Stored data
— START —

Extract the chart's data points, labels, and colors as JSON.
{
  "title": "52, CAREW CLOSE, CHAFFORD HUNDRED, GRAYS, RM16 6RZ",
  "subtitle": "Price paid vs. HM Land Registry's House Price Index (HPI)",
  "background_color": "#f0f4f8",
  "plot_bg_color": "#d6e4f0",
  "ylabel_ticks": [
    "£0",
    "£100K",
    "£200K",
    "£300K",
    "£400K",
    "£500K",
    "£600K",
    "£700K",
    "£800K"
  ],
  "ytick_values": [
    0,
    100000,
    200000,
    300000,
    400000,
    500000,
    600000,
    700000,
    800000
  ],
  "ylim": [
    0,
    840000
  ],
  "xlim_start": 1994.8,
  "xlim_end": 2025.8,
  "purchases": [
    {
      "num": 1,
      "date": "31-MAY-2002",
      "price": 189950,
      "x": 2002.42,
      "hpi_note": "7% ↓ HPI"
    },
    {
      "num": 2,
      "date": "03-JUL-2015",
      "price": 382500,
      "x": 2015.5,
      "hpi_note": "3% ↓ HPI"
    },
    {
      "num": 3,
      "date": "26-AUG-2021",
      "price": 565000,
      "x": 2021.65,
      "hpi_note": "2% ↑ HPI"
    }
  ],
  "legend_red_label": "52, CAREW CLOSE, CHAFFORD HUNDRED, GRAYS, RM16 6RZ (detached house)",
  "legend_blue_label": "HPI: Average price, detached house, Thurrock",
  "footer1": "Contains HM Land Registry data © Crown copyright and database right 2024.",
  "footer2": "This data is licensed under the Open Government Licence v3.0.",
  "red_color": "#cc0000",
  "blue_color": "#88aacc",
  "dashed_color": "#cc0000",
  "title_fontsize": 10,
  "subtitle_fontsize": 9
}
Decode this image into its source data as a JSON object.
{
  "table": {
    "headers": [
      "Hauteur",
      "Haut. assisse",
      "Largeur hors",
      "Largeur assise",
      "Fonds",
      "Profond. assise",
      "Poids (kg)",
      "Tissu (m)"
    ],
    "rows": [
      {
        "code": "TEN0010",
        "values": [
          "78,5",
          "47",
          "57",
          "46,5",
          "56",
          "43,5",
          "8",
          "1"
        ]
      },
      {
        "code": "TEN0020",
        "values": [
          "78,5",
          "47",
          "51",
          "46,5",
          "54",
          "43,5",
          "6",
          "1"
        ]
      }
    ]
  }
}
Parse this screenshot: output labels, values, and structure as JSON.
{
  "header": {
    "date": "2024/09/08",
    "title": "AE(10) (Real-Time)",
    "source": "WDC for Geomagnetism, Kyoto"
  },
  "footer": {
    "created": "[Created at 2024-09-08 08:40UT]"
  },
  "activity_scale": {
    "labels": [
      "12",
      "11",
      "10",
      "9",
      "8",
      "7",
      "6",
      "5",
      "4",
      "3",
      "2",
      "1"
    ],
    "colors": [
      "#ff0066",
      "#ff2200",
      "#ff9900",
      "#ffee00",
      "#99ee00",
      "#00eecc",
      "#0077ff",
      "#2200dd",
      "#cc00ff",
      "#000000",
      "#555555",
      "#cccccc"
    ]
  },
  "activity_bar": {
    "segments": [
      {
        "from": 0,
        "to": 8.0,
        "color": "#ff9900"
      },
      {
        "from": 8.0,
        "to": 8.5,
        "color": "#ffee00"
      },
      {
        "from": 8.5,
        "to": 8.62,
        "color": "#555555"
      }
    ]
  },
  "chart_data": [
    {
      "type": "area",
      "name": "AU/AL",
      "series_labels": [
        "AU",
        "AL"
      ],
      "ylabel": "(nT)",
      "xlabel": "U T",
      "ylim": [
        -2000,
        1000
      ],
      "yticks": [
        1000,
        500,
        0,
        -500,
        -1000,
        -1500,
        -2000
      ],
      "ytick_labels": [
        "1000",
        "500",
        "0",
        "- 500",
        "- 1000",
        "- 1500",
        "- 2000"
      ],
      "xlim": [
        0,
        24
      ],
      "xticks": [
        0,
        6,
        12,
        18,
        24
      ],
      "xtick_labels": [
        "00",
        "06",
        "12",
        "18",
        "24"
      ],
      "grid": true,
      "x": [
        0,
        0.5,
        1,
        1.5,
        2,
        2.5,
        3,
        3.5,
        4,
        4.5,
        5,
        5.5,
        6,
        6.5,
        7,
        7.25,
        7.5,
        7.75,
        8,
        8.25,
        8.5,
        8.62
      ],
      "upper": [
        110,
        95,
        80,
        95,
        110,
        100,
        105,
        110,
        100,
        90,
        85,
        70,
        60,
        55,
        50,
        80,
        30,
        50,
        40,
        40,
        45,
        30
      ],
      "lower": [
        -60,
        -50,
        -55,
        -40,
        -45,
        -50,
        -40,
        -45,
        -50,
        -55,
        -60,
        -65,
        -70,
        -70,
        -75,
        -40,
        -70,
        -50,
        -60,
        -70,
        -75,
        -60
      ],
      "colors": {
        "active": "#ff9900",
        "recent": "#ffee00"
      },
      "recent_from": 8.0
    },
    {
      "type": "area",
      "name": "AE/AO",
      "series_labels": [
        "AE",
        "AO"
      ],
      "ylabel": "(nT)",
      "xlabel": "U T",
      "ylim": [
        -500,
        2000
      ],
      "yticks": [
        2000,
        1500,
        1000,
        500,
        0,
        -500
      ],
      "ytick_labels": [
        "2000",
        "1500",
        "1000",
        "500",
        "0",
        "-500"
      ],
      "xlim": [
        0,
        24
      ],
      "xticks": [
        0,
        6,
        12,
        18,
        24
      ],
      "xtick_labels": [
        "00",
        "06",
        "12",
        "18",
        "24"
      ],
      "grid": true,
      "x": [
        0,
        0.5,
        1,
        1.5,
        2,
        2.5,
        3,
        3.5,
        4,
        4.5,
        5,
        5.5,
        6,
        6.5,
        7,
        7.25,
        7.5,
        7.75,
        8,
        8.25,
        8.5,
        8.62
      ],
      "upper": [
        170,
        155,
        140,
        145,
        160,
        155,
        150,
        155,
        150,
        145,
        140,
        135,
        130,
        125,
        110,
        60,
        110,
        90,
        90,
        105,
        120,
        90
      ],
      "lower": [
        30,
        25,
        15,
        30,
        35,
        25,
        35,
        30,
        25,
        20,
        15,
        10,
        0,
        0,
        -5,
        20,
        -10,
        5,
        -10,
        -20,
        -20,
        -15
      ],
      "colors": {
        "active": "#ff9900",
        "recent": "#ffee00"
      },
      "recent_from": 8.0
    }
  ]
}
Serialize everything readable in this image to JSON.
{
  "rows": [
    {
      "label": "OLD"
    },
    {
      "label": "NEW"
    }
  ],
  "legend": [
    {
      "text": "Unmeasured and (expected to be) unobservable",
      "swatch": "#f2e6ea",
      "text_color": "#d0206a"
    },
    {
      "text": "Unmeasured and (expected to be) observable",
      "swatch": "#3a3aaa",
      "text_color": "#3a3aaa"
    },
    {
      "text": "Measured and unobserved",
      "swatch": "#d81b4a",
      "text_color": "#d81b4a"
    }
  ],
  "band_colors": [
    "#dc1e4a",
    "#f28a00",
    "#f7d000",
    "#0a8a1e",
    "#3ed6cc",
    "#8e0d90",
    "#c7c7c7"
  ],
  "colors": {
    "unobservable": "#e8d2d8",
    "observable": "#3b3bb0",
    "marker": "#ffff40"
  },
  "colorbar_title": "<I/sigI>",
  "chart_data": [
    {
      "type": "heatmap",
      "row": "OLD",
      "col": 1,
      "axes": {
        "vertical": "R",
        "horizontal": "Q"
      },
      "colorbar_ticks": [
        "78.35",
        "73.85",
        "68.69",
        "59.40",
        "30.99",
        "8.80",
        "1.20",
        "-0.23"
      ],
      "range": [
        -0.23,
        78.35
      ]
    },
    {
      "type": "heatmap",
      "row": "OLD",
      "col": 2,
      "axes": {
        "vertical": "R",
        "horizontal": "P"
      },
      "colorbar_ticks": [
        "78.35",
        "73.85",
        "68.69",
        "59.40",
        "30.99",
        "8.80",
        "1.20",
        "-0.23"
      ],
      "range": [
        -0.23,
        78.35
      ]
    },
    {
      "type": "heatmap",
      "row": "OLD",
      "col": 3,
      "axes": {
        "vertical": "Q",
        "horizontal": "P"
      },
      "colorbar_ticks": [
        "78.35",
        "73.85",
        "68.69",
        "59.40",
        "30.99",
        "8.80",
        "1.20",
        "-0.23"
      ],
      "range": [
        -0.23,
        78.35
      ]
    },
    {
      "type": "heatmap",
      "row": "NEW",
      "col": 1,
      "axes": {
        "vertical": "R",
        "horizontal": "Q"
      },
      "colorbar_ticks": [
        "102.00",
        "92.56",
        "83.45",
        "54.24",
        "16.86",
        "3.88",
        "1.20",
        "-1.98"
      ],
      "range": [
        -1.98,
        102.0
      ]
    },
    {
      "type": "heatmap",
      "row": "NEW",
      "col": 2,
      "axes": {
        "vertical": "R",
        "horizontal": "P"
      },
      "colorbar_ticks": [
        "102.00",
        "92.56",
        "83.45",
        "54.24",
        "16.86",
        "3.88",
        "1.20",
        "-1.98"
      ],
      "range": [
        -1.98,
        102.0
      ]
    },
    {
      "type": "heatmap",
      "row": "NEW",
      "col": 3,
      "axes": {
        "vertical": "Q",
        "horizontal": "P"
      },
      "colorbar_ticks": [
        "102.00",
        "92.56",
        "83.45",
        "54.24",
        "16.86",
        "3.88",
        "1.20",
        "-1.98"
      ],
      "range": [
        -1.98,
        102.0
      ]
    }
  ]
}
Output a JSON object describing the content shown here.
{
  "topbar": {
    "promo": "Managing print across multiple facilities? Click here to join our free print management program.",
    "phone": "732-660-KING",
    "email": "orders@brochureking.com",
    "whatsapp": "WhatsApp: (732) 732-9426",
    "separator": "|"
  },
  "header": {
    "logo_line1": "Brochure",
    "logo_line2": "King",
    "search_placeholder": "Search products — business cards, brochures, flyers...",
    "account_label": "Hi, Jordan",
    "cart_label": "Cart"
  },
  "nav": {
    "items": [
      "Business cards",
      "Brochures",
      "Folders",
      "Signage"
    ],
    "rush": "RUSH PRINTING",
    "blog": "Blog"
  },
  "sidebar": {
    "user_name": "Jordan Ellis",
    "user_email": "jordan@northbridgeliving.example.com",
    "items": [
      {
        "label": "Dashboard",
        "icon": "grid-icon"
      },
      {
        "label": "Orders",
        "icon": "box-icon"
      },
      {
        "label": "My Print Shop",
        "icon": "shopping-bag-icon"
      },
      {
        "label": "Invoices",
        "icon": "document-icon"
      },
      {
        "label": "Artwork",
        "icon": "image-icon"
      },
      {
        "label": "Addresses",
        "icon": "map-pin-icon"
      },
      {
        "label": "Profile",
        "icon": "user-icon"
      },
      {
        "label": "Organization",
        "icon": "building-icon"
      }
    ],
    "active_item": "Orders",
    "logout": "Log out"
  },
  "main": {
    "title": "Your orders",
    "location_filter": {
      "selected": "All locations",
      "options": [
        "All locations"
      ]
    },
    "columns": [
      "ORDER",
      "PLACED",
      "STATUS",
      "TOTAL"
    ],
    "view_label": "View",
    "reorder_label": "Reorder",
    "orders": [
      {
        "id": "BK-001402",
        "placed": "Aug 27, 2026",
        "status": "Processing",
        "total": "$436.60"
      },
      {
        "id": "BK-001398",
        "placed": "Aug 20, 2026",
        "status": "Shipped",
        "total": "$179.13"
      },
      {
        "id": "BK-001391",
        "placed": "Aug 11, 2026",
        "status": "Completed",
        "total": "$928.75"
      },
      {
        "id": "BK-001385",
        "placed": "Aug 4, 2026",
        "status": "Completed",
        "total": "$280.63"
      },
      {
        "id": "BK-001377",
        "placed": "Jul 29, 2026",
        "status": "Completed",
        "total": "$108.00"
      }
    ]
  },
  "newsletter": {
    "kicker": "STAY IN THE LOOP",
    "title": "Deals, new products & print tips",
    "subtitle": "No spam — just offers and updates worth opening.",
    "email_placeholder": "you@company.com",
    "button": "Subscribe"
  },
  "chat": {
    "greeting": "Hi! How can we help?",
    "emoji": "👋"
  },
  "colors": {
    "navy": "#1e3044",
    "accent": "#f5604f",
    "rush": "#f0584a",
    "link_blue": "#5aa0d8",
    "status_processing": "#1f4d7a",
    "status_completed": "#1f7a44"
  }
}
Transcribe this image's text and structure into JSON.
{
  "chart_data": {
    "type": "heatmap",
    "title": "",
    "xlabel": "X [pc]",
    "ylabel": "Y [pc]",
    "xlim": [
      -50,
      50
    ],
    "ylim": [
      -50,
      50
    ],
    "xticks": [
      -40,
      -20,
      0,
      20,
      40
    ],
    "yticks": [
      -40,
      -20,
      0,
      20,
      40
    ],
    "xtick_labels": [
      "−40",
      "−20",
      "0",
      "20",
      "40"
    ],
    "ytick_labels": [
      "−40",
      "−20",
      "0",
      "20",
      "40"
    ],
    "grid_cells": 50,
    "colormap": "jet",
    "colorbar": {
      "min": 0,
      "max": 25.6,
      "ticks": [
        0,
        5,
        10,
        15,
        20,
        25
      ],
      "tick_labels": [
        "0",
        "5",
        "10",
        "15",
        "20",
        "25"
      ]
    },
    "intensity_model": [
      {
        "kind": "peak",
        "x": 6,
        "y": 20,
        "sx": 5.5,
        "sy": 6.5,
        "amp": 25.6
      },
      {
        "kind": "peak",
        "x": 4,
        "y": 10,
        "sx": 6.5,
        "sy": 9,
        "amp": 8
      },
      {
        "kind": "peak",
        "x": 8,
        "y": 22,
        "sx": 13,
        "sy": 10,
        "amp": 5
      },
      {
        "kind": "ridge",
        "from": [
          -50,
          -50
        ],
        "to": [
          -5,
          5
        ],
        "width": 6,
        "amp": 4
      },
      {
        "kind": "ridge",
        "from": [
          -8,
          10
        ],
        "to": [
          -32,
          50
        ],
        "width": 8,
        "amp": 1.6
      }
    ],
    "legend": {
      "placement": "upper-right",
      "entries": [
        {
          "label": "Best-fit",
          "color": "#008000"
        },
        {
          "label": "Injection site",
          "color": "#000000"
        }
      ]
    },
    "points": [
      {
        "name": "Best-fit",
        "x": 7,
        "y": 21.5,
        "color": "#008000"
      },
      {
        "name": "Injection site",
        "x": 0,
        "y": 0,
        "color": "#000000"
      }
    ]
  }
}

— END —

* Aim of the task
Work out how many lines of the data above contain the string "swatch" and give the number alone.

* Reply
3